## THE REQUEST
From the piece on the UPS patent ruling, quote word for word the stretch from "Abstract Ideas Cannot" through "March 17, 2014).".

## SELECTED EXTRACT

Abstract Ideas Cannot Be Permitted To Burden The 'Basic Tools Of Modern-Day Commercial And Social Interaction'

In a case originally filed in 2012, Judge Amy Totenberg granted Judgment on the Pleadings in favor of United Parcel Service, Inc. ("UPS"), and against Mobile Telecommunications Technologies, LLC ("MTel"), relating to U.S. Patent No. 5,786,748 (the '748 Patent). The patent, filed in 1997 and issued on July 28, 1998, addressed a method to track packages and provide status information with text messages. This case has been the subject of two earlier blog posts: " Court Recognizes Alice Decision Potentially Impacts Case by Allowing LateMotion for Judgment on Pleadings" (Order of August 4, 2015) and " Court Delivers Markman Order in UPS Case On Order ofText Message Deliveries" (Order of March 17, 2014).

## DATA EXCERPT
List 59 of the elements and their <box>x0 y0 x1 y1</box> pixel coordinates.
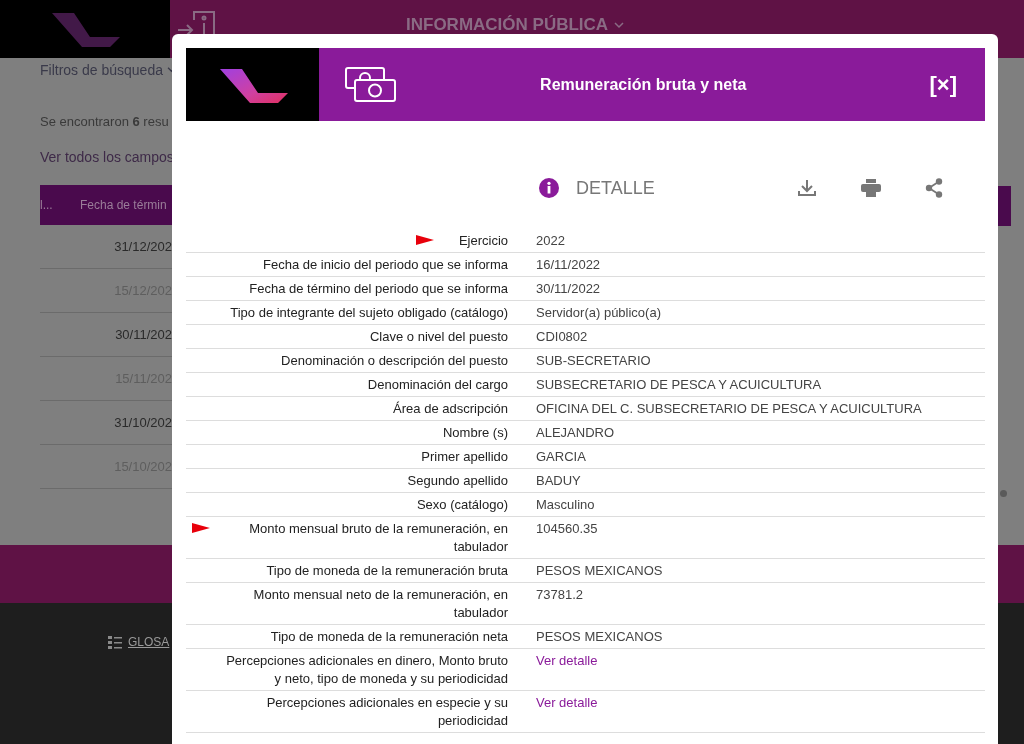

## EXERCISE SOLUTION
Abstract Ideas Cannot Be Permitted To Burden The 'Basic Tools Of Modern-Day Commercial And Social Interaction'

In a case originally filed in 2012, Judge Amy Totenberg granted Judgment on the Pleadings in favor of United Parcel Service, Inc. ("UPS"), and against Mobile Telecommunications Technologies, LLC ("MTel"), relating to U.S. Patent No. 5,786,748 (the '748 Patent). The patent, filed in 1997 and issued on July 28, 1998, addressed a method to track packages and provide status information with text messages. This case has been the subject of two earlier blog posts: " Court Recognizes Alice Decision Potentially Impacts Case by Allowing LateMotion for Judgment on Pleadings" (Order of August 4, 2015) and " Court Delivers Markman Order in UPS Case On Order ofText Message Deliveries" (Order of March 17, 2014).